> **Entries**
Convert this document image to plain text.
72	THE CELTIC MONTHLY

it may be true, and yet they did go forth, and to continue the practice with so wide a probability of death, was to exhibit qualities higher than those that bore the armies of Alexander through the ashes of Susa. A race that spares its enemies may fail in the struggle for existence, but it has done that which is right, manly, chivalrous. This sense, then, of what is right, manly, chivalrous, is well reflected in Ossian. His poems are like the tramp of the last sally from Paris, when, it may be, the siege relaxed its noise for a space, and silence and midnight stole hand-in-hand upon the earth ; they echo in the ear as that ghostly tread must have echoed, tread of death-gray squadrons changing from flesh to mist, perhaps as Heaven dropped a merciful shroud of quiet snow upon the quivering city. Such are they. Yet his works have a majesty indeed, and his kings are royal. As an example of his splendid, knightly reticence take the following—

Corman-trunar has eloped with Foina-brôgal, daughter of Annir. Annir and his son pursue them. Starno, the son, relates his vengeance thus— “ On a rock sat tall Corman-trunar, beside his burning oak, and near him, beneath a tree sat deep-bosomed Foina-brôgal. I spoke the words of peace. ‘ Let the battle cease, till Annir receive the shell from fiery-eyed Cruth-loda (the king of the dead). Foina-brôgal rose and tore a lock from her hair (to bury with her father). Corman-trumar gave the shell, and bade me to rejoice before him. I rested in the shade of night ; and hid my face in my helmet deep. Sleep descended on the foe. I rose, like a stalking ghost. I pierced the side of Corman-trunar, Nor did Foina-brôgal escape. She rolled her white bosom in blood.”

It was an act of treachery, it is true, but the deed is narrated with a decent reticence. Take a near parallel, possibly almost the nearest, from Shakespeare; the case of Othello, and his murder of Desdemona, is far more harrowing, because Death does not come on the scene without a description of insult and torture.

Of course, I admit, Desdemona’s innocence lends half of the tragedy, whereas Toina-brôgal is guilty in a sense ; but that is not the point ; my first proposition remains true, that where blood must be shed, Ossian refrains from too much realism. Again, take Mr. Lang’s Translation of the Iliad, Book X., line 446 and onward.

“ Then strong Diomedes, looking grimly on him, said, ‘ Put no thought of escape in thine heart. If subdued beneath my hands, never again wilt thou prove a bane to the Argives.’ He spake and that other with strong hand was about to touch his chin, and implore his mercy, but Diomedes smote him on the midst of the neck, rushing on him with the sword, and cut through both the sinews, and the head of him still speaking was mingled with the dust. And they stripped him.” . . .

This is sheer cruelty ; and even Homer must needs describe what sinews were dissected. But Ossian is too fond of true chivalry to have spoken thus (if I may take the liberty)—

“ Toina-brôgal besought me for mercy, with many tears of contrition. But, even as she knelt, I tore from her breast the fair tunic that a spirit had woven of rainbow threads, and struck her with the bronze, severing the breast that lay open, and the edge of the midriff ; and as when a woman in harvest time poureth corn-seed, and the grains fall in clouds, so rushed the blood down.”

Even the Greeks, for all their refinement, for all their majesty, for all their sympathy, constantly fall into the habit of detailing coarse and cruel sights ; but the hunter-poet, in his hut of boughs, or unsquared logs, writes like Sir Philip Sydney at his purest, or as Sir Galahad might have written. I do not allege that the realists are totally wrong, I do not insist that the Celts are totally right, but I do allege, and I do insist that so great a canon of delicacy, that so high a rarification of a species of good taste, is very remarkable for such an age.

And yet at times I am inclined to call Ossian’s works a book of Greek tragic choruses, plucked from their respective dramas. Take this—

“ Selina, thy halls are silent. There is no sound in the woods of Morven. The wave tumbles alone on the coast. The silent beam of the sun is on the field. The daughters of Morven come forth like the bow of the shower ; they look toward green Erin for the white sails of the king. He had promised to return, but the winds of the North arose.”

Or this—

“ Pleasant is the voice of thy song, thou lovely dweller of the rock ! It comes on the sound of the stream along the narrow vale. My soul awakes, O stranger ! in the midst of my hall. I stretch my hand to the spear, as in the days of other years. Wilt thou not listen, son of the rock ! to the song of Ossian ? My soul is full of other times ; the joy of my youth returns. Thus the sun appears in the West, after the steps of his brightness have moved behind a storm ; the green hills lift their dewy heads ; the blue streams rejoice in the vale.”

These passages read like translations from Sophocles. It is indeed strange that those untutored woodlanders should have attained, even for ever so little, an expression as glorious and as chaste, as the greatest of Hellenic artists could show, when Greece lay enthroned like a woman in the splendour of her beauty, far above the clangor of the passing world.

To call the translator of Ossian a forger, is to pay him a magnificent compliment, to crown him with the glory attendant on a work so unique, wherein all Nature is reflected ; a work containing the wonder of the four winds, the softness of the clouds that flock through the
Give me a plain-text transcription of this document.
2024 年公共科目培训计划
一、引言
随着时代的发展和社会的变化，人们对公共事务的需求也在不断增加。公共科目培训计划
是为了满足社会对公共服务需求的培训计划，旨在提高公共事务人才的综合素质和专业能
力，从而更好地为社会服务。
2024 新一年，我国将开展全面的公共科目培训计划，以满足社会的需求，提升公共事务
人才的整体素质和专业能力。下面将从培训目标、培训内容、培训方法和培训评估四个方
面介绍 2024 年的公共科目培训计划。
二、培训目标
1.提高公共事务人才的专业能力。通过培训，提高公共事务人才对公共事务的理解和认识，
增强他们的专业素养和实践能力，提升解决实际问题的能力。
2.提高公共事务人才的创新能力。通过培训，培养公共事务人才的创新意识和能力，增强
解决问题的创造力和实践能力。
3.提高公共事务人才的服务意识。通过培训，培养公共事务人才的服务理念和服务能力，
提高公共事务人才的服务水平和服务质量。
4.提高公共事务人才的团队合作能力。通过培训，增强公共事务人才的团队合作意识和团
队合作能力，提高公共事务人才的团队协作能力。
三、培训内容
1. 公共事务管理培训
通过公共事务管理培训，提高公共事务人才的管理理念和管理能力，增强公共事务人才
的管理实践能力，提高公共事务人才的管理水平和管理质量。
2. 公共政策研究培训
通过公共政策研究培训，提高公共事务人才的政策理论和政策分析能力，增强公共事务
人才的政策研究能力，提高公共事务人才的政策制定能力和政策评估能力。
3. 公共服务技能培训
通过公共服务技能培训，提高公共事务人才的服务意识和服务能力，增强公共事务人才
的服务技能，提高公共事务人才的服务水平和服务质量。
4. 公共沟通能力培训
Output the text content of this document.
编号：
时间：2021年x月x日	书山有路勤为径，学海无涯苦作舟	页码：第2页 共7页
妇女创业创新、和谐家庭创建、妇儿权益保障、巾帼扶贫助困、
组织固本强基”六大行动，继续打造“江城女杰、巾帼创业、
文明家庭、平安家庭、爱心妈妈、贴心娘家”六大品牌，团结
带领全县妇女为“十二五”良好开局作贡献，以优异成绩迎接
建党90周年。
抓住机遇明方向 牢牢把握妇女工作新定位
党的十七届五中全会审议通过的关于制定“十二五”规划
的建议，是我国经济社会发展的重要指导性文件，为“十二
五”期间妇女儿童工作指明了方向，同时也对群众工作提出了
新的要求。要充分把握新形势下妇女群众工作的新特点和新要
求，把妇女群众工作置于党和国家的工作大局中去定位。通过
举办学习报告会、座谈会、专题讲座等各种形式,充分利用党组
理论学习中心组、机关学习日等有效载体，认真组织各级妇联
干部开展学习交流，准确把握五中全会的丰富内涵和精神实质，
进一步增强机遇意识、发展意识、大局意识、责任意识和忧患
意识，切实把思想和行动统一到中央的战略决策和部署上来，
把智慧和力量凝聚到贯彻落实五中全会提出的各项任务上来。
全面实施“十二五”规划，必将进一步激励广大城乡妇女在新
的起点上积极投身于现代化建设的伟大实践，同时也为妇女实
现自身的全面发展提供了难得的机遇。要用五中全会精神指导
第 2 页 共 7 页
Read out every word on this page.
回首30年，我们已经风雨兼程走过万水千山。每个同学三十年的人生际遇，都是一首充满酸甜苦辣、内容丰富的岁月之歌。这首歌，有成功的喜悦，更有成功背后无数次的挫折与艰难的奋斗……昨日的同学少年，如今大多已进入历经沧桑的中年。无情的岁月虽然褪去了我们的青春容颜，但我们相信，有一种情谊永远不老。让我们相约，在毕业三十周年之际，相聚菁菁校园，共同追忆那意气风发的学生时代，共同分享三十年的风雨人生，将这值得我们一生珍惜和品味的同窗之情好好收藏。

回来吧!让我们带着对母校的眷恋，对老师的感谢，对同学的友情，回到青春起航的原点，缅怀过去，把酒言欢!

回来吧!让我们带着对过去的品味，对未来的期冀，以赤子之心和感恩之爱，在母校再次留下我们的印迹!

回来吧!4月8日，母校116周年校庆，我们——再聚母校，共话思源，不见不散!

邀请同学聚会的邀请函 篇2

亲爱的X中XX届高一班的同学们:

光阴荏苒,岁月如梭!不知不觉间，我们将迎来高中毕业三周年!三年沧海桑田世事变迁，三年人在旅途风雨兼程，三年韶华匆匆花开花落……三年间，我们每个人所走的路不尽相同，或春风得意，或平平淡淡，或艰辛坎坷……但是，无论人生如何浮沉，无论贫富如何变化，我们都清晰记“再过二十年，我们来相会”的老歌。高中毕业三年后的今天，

> **Job**
Locate the word "reticence" in the records above, and return each line that has it.

> **Answer for the task**
it may be true, and yet they did go forth, and to continue the practice with so wide a probability of death, was to exhibit qualities higher than those that bore the armies of Alexander through the ashes of Susa. A race that spares its enemies may fail in the struggle for existence, but it has done that which is right, manly, chivalrous. This sense, then, of what is right, manly, chivalrous, is well reflected in Ossian. His poems are like the tramp of the last sally from Paris, when, it may be, the siege relaxed its noise for a space, and silence and midnight stole hand-in-hand upon the earth ; they echo in the ear as that ghostly tread must have echoed, tread of death-gray squadrons changing from flesh to mist, perhaps as Heaven dropped a merciful shroud of quiet snow upon the quivering city. Such are they. Yet his works have a majesty indeed, and his kings are royal. As an example of his splendid, knightly reticence take the following—
It was an act of treachery, it is true, but the deed is narrated with a decent reticence. Take a near parallel, possibly almost the nearest, from Shakespeare; the case of Othello, and his murder of Desdemona, is far more harrowing, because Death does not come on the scene without a description of insult and torture.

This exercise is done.